Some records:
==========
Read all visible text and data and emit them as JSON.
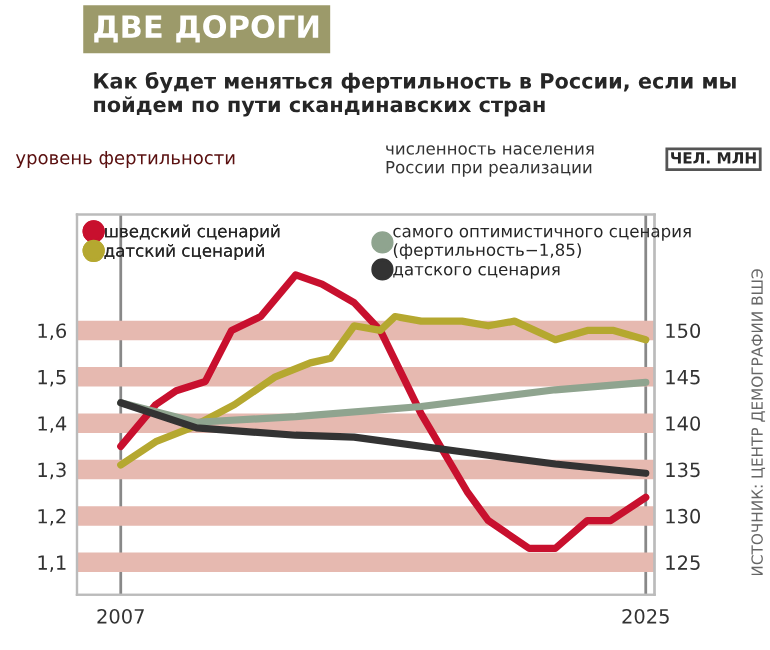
{
  "chart_data": {
    "type": "line",
    "title": "ДВЕ ДОРОГИ",
    "subtitle": "Как будет меняться фертильность в России, если мы пойдем по пути скандинавских стран",
    "ylabel": "уровень фертильности",
    "y2label": "численность населения России при реализации",
    "annotations": [
      "ЧЕЛ. МЛН",
      "ИСТОЧНИК: ЦЕНТР ДЕМОГРАФИИ ВШЭ"
    ],
    "xlim": [
      2005.5,
      2025.3
    ],
    "xticks": [
      2007,
      2025
    ],
    "ylim": [
      1.03,
      1.85
    ],
    "yticks": [
      {
        "value": 1.1,
        "label": "1,1"
      },
      {
        "value": 1.2,
        "label": "1,2"
      },
      {
        "value": 1.3,
        "label": "1,3"
      },
      {
        "value": 1.4,
        "label": "1,4"
      },
      {
        "value": 1.5,
        "label": "1,5"
      },
      {
        "value": 1.6,
        "label": "1,6"
      }
    ],
    "y2lim": [
      121.5,
      162.5
    ],
    "y2ticks": [
      125,
      130,
      135,
      140,
      145,
      150
    ],
    "grid": true,
    "legend": "top",
    "marker": "none",
    "line_style": "solid",
    "series": [
      {
        "name": "шведский сценарий",
        "color": "#c8102e",
        "x": [
          2007,
          2008.2,
          2008.9,
          2009.9,
          2010.8,
          2011.8,
          2013,
          2013.9,
          2015,
          2015.9,
          2017.3,
          2018.9,
          2019.6,
          2021,
          2021.9,
          2023,
          2023.8,
          2025
        ],
        "values": [
          1.35,
          1.44,
          1.47,
          1.49,
          1.6,
          1.63,
          1.72,
          1.7,
          1.66,
          1.6,
          1.42,
          1.25,
          1.19,
          1.13,
          1.13,
          1.19,
          1.19,
          1.24
        ]
      },
      {
        "name": "датский сценарий",
        "color": "#b5a830",
        "x": [
          2007,
          2008.2,
          2009.4,
          2010.9,
          2012.3,
          2013.5,
          2014.2,
          2015,
          2015.9,
          2016.4,
          2017.3,
          2018.7,
          2019.6,
          2020.5,
          2021.9,
          2023,
          2023.9,
          2025
        ],
        "values": [
          1.31,
          1.36,
          1.39,
          1.44,
          1.5,
          1.53,
          1.54,
          1.61,
          1.6,
          1.63,
          1.62,
          1.62,
          1.61,
          1.62,
          1.58,
          1.6,
          1.6,
          1.58
        ]
      },
      {
        "name": "самого оптимистичного сценария (фертильность−1,85)",
        "color": "#8fa48f",
        "axis": "y2",
        "x": [
          2007,
          2009.6,
          2013,
          2017.3,
          2021.9,
          2025
        ],
        "values": [
          142.2,
          140.1,
          140.7,
          141.8,
          143.6,
          144.4
        ]
      },
      {
        "name": "датского сценария",
        "color": "#333333",
        "axis": "y2",
        "x": [
          2007,
          2009.6,
          2013,
          2015,
          2018.5,
          2021.9,
          2025
        ],
        "values": [
          142.2,
          139.5,
          138.7,
          138.5,
          137.0,
          135.6,
          134.6
        ]
      }
    ]
  }
}
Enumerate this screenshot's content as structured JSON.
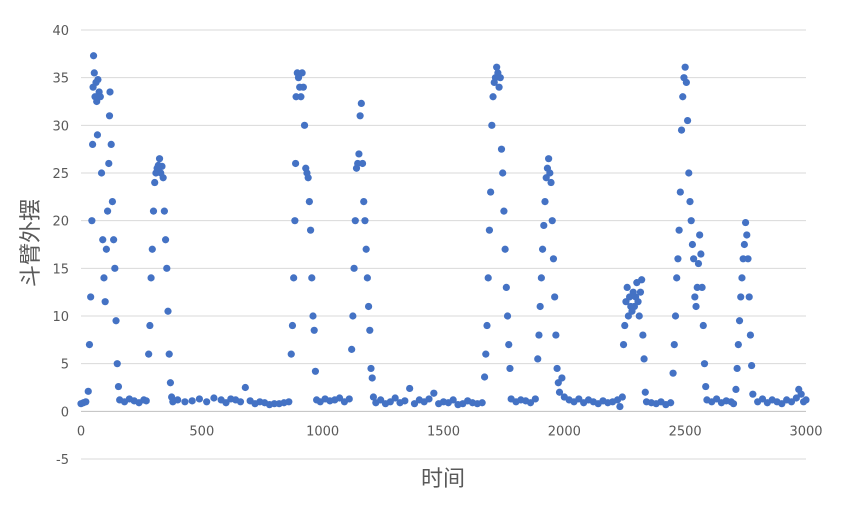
{
  "chart_data": {
    "type": "scatter",
    "title": "",
    "xlabel": "时间",
    "ylabel": "斗臂外摆",
    "xlim": [
      0,
      3000
    ],
    "ylim": [
      -5,
      40
    ],
    "x_ticks": [
      "0",
      "500",
      "1000",
      "1500",
      "2000",
      "2500",
      "3000"
    ],
    "y_ticks": [
      "-5",
      "0",
      "5",
      "10",
      "15",
      "20",
      "25",
      "30",
      "35",
      "40"
    ],
    "grid": true,
    "legend": "none",
    "marker_color": "#4472C4",
    "series": [
      {
        "points": [
          [
            0,
            0.8
          ],
          [
            10,
            0.9
          ],
          [
            20,
            1.0
          ],
          [
            30,
            2.1
          ],
          [
            35,
            7.0
          ],
          [
            40,
            12.0
          ],
          [
            45,
            20.0
          ],
          [
            48,
            28.0
          ],
          [
            50,
            34.0
          ],
          [
            52,
            37.3
          ],
          [
            55,
            35.5
          ],
          [
            58,
            33.0
          ],
          [
            62,
            34.5
          ],
          [
            65,
            32.5
          ],
          [
            68,
            29.0
          ],
          [
            70,
            34.8
          ],
          [
            75,
            33.5
          ],
          [
            80,
            33.0
          ],
          [
            85,
            25.0
          ],
          [
            90,
            18.0
          ],
          [
            95,
            14.0
          ],
          [
            100,
            11.5
          ],
          [
            105,
            17.0
          ],
          [
            110,
            21.0
          ],
          [
            115,
            26.0
          ],
          [
            118,
            31.0
          ],
          [
            120,
            33.5
          ],
          [
            125,
            28.0
          ],
          [
            130,
            22.0
          ],
          [
            135,
            18.0
          ],
          [
            140,
            15.0
          ],
          [
            145,
            9.5
          ],
          [
            150,
            5.0
          ],
          [
            155,
            2.6
          ],
          [
            160,
            1.2
          ],
          [
            180,
            1.0
          ],
          [
            200,
            1.3
          ],
          [
            220,
            1.1
          ],
          [
            240,
            0.9
          ],
          [
            260,
            1.2
          ],
          [
            270,
            1.1
          ],
          [
            280,
            6.0
          ],
          [
            285,
            9.0
          ],
          [
            290,
            14.0
          ],
          [
            295,
            17.0
          ],
          [
            300,
            21.0
          ],
          [
            305,
            24.0
          ],
          [
            310,
            25.0
          ],
          [
            315,
            25.5
          ],
          [
            320,
            25.8
          ],
          [
            325,
            26.5
          ],
          [
            330,
            25.0
          ],
          [
            335,
            25.7
          ],
          [
            340,
            24.5
          ],
          [
            345,
            21.0
          ],
          [
            350,
            18.0
          ],
          [
            355,
            15.0
          ],
          [
            360,
            10.5
          ],
          [
            365,
            6.0
          ],
          [
            370,
            3.0
          ],
          [
            375,
            1.5
          ],
          [
            380,
            1.0
          ],
          [
            400,
            1.2
          ],
          [
            430,
            1.0
          ],
          [
            460,
            1.1
          ],
          [
            490,
            1.3
          ],
          [
            520,
            1.0
          ],
          [
            550,
            1.4
          ],
          [
            580,
            1.2
          ],
          [
            600,
            0.9
          ],
          [
            620,
            1.3
          ],
          [
            640,
            1.2
          ],
          [
            660,
            1.0
          ],
          [
            680,
            2.5
          ],
          [
            700,
            1.1
          ],
          [
            720,
            0.8
          ],
          [
            740,
            1.0
          ],
          [
            760,
            0.9
          ],
          [
            780,
            0.7
          ],
          [
            800,
            0.8
          ],
          [
            820,
            0.8
          ],
          [
            840,
            0.9
          ],
          [
            860,
            1.0
          ],
          [
            870,
            6.0
          ],
          [
            875,
            9.0
          ],
          [
            880,
            14.0
          ],
          [
            885,
            20.0
          ],
          [
            888,
            26.0
          ],
          [
            890,
            33.0
          ],
          [
            895,
            35.5
          ],
          [
            900,
            35.0
          ],
          [
            905,
            34.0
          ],
          [
            910,
            33.0
          ],
          [
            915,
            35.5
          ],
          [
            920,
            34.0
          ],
          [
            925,
            30.0
          ],
          [
            930,
            25.5
          ],
          [
            935,
            25.0
          ],
          [
            940,
            24.5
          ],
          [
            945,
            22.0
          ],
          [
            950,
            19.0
          ],
          [
            955,
            14.0
          ],
          [
            960,
            10.0
          ],
          [
            965,
            8.5
          ],
          [
            970,
            4.2
          ],
          [
            975,
            1.2
          ],
          [
            990,
            1.0
          ],
          [
            1010,
            1.3
          ],
          [
            1030,
            1.1
          ],
          [
            1050,
            1.2
          ],
          [
            1070,
            1.4
          ],
          [
            1090,
            1.0
          ],
          [
            1110,
            1.3
          ],
          [
            1120,
            6.5
          ],
          [
            1125,
            10.0
          ],
          [
            1130,
            15.0
          ],
          [
            1135,
            20.0
          ],
          [
            1140,
            25.5
          ],
          [
            1145,
            26.0
          ],
          [
            1150,
            27.0
          ],
          [
            1155,
            31.0
          ],
          [
            1160,
            32.3
          ],
          [
            1165,
            26.0
          ],
          [
            1170,
            22.0
          ],
          [
            1175,
            20.0
          ],
          [
            1180,
            17.0
          ],
          [
            1185,
            14.0
          ],
          [
            1190,
            11.0
          ],
          [
            1195,
            8.5
          ],
          [
            1200,
            4.5
          ],
          [
            1205,
            3.5
          ],
          [
            1210,
            1.5
          ],
          [
            1220,
            0.9
          ],
          [
            1240,
            1.2
          ],
          [
            1260,
            0.8
          ],
          [
            1280,
            1.0
          ],
          [
            1300,
            1.4
          ],
          [
            1320,
            0.9
          ],
          [
            1340,
            1.1
          ],
          [
            1360,
            2.4
          ],
          [
            1380,
            0.8
          ],
          [
            1400,
            1.2
          ],
          [
            1420,
            1.0
          ],
          [
            1440,
            1.3
          ],
          [
            1460,
            1.9
          ],
          [
            1480,
            0.8
          ],
          [
            1500,
            1.0
          ],
          [
            1520,
            0.9
          ],
          [
            1540,
            1.2
          ],
          [
            1560,
            0.7
          ],
          [
            1580,
            0.8
          ],
          [
            1600,
            1.1
          ],
          [
            1620,
            0.9
          ],
          [
            1640,
            0.8
          ],
          [
            1660,
            0.9
          ],
          [
            1670,
            3.6
          ],
          [
            1675,
            6.0
          ],
          [
            1680,
            9.0
          ],
          [
            1685,
            14.0
          ],
          [
            1690,
            19.0
          ],
          [
            1695,
            23.0
          ],
          [
            1700,
            30.0
          ],
          [
            1705,
            33.0
          ],
          [
            1710,
            34.5
          ],
          [
            1715,
            35.0
          ],
          [
            1720,
            36.1
          ],
          [
            1725,
            35.5
          ],
          [
            1730,
            34.0
          ],
          [
            1735,
            35.0
          ],
          [
            1740,
            27.5
          ],
          [
            1745,
            25.0
          ],
          [
            1750,
            21.0
          ],
          [
            1755,
            17.0
          ],
          [
            1760,
            13.0
          ],
          [
            1765,
            10.0
          ],
          [
            1770,
            7.0
          ],
          [
            1775,
            4.5
          ],
          [
            1780,
            1.3
          ],
          [
            1800,
            1.0
          ],
          [
            1820,
            1.2
          ],
          [
            1840,
            1.1
          ],
          [
            1860,
            0.9
          ],
          [
            1880,
            1.3
          ],
          [
            1890,
            5.5
          ],
          [
            1895,
            8.0
          ],
          [
            1900,
            11.0
          ],
          [
            1905,
            14.0
          ],
          [
            1910,
            17.0
          ],
          [
            1915,
            19.5
          ],
          [
            1920,
            22.0
          ],
          [
            1925,
            24.5
          ],
          [
            1930,
            25.5
          ],
          [
            1935,
            26.5
          ],
          [
            1940,
            25.0
          ],
          [
            1945,
            24.0
          ],
          [
            1950,
            20.0
          ],
          [
            1955,
            16.0
          ],
          [
            1960,
            12.0
          ],
          [
            1965,
            8.0
          ],
          [
            1970,
            4.5
          ],
          [
            1975,
            3.0
          ],
          [
            1980,
            2.0
          ],
          [
            1990,
            3.5
          ],
          [
            2000,
            1.5
          ],
          [
            2020,
            1.2
          ],
          [
            2040,
            1.0
          ],
          [
            2060,
            1.3
          ],
          [
            2080,
            0.9
          ],
          [
            2100,
            1.2
          ],
          [
            2120,
            1.0
          ],
          [
            2140,
            0.8
          ],
          [
            2160,
            1.1
          ],
          [
            2180,
            0.9
          ],
          [
            2200,
            1.0
          ],
          [
            2220,
            1.2
          ],
          [
            2230,
            0.5
          ],
          [
            2240,
            1.5
          ],
          [
            2245,
            7.0
          ],
          [
            2250,
            9.0
          ],
          [
            2255,
            11.5
          ],
          [
            2260,
            13.0
          ],
          [
            2265,
            10.0
          ],
          [
            2270,
            12.0
          ],
          [
            2275,
            11.0
          ],
          [
            2280,
            10.5
          ],
          [
            2285,
            12.5
          ],
          [
            2290,
            11.0
          ],
          [
            2295,
            12.0
          ],
          [
            2300,
            13.5
          ],
          [
            2305,
            11.5
          ],
          [
            2310,
            10.0
          ],
          [
            2315,
            12.5
          ],
          [
            2320,
            13.8
          ],
          [
            2325,
            8.0
          ],
          [
            2330,
            5.5
          ],
          [
            2335,
            2.0
          ],
          [
            2340,
            1.0
          ],
          [
            2360,
            0.9
          ],
          [
            2380,
            0.8
          ],
          [
            2400,
            1.0
          ],
          [
            2420,
            0.7
          ],
          [
            2440,
            0.9
          ],
          [
            2450,
            4.0
          ],
          [
            2455,
            7.0
          ],
          [
            2460,
            10.0
          ],
          [
            2465,
            14.0
          ],
          [
            2470,
            16.0
          ],
          [
            2475,
            19.0
          ],
          [
            2480,
            23.0
          ],
          [
            2485,
            29.5
          ],
          [
            2490,
            33.0
          ],
          [
            2495,
            35.0
          ],
          [
            2500,
            36.1
          ],
          [
            2505,
            34.5
          ],
          [
            2510,
            30.5
          ],
          [
            2515,
            25.0
          ],
          [
            2520,
            22.0
          ],
          [
            2525,
            20.0
          ],
          [
            2530,
            17.5
          ],
          [
            2535,
            16.0
          ],
          [
            2540,
            12.0
          ],
          [
            2545,
            11.0
          ],
          [
            2550,
            13.0
          ],
          [
            2555,
            15.5
          ],
          [
            2560,
            18.5
          ],
          [
            2565,
            16.5
          ],
          [
            2570,
            13.0
          ],
          [
            2575,
            9.0
          ],
          [
            2580,
            5.0
          ],
          [
            2585,
            2.6
          ],
          [
            2590,
            1.2
          ],
          [
            2610,
            1.0
          ],
          [
            2630,
            1.3
          ],
          [
            2650,
            0.9
          ],
          [
            2670,
            1.1
          ],
          [
            2690,
            1.0
          ],
          [
            2700,
            0.8
          ],
          [
            2710,
            2.3
          ],
          [
            2715,
            4.5
          ],
          [
            2720,
            7.0
          ],
          [
            2725,
            9.5
          ],
          [
            2730,
            12.0
          ],
          [
            2735,
            14.0
          ],
          [
            2740,
            16.0
          ],
          [
            2745,
            17.5
          ],
          [
            2750,
            19.8
          ],
          [
            2755,
            18.5
          ],
          [
            2760,
            16.0
          ],
          [
            2765,
            12.0
          ],
          [
            2770,
            8.0
          ],
          [
            2775,
            4.8
          ],
          [
            2780,
            1.8
          ],
          [
            2800,
            1.0
          ],
          [
            2820,
            1.3
          ],
          [
            2840,
            0.9
          ],
          [
            2860,
            1.2
          ],
          [
            2880,
            1.0
          ],
          [
            2900,
            0.8
          ],
          [
            2920,
            1.2
          ],
          [
            2940,
            1.0
          ],
          [
            2960,
            1.4
          ],
          [
            2970,
            2.3
          ],
          [
            2980,
            1.8
          ],
          [
            2990,
            1.0
          ],
          [
            3000,
            1.2
          ]
        ]
      }
    ]
  }
}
==========
▶ Set exercise: Extract, from the material above, each line holding the word "фертильность".

▶ Solution:
    "subtitle": "Как будет меняться фертильность в России, если мы пойдем по пути скандинавских стран",
        "name": "самого оптимистичного сценария (фертильность−1,85)",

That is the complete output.